[Dataset entries on figures]
+++++

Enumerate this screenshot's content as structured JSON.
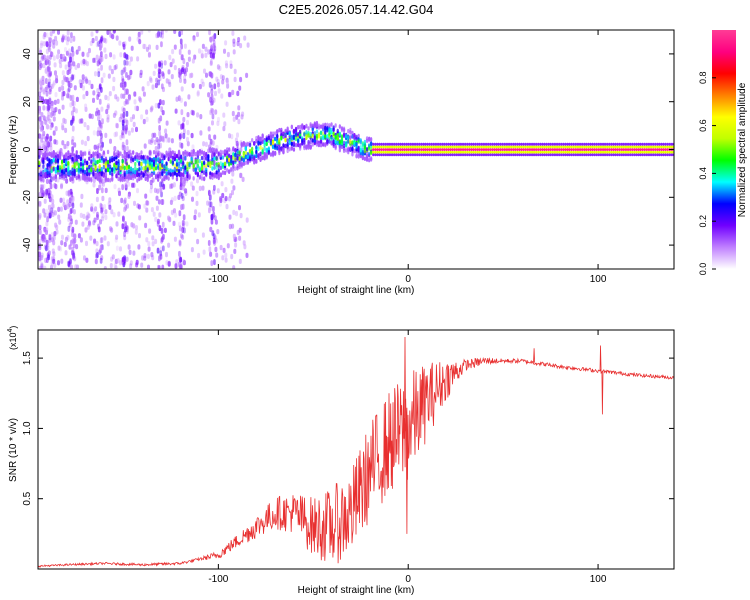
{
  "title": "C2E5.2026.057.14.42.G04",
  "chart_data": [
    {
      "type": "heatmap",
      "xlabel": "Height of straight line (km)",
      "ylabel": "Frequency (Hz)",
      "xlim": [
        -195,
        140
      ],
      "ylim": [
        -50,
        50
      ],
      "x_ticks": [
        -100,
        0,
        100
      ],
      "y_ticks": [
        -40,
        -20,
        0,
        20,
        40
      ],
      "colorbar": {
        "label": "Normalized spectral amplitude",
        "range": [
          0,
          1
        ],
        "ticks": [
          "0.0",
          "0.2",
          "0.4",
          "0.6",
          "0.8"
        ],
        "colors": [
          "#ffffff",
          "#c080ff",
          "#7000ff",
          "#0000ff",
          "#00ffff",
          "#00ff00",
          "#c0ff00",
          "#ffff00",
          "#ff8000",
          "#ff0000",
          "#ff0080",
          "#ff3c96"
        ]
      },
      "ridge": {
        "x": [
          -195,
          -180,
          -160,
          -140,
          -120,
          -100,
          -90,
          -80,
          -70,
          -60,
          -50,
          -40,
          -35,
          -30,
          -25,
          -20,
          -10,
          0,
          140
        ],
        "y": [
          -7,
          -7,
          -7,
          -7,
          -7,
          -6,
          -3,
          0,
          3,
          5,
          6,
          6,
          4,
          3,
          1,
          0,
          0,
          0,
          0
        ]
      }
    },
    {
      "type": "line",
      "series_name": "SNR",
      "xlabel": "Height of straight line (km)",
      "ylabel": "SNR (10 * v/v)",
      "y_multiplier": "(x10",
      "y_multiplier_exp": "4",
      "y_multiplier_close": ")",
      "xlim": [
        -195,
        140
      ],
      "ylim": [
        0,
        17000
      ],
      "x_ticks": [
        -100,
        0,
        100
      ],
      "y_ticks": [
        5000,
        10000,
        15000
      ],
      "y_tick_labels": [
        "0.5",
        "1.0",
        "1.5"
      ],
      "line_color": "#e83030",
      "envelope": {
        "x": [
          -195,
          -180,
          -160,
          -140,
          -120,
          -100,
          -90,
          -80,
          -70,
          -60,
          -50,
          -40,
          -30,
          -20,
          -10,
          0,
          10,
          20,
          30,
          40,
          60,
          80,
          100,
          120,
          140
        ],
        "y": [
          200,
          300,
          400,
          300,
          400,
          1000,
          2000,
          3000,
          4000,
          4000,
          3000,
          3000,
          4000,
          7000,
          9000,
          10000,
          12000,
          13500,
          14500,
          14800,
          14800,
          14400,
          14100,
          13800,
          13600
        ]
      },
      "noise_amplitude": {
        "x": [
          -195,
          -110,
          -90,
          -60,
          -40,
          -20,
          0,
          20,
          30,
          50,
          140
        ],
        "y": [
          60,
          100,
          500,
          1500,
          2800,
          3500,
          4000,
          1500,
          400,
          150,
          120
        ]
      },
      "spikes": [
        {
          "x": -2,
          "y": 16500
        },
        {
          "x": -1,
          "y": 2500
        },
        {
          "x": 66,
          "y": 15700
        },
        {
          "x": 101,
          "y": 15900
        },
        {
          "x": 102,
          "y": 11000
        }
      ]
    }
  ]
}
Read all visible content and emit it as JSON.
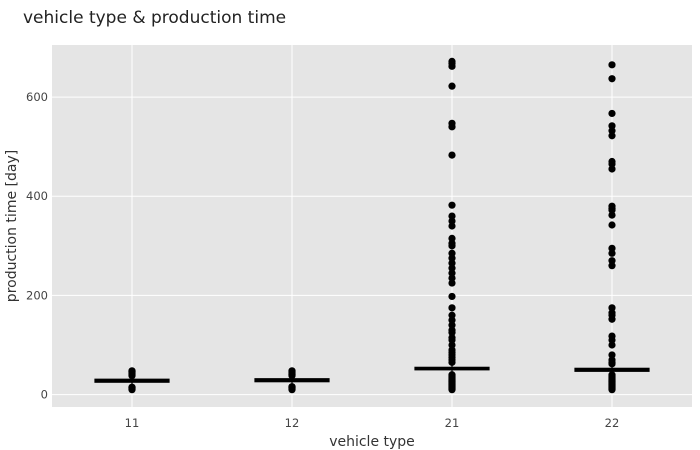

+++++

__Your objective__.
Report each line in the data that holds the word "ylabel".

__Correct answer__.
      "ylabel": "Frequency (Hz)",
      "ylabel": "SNR (10 * v/v)",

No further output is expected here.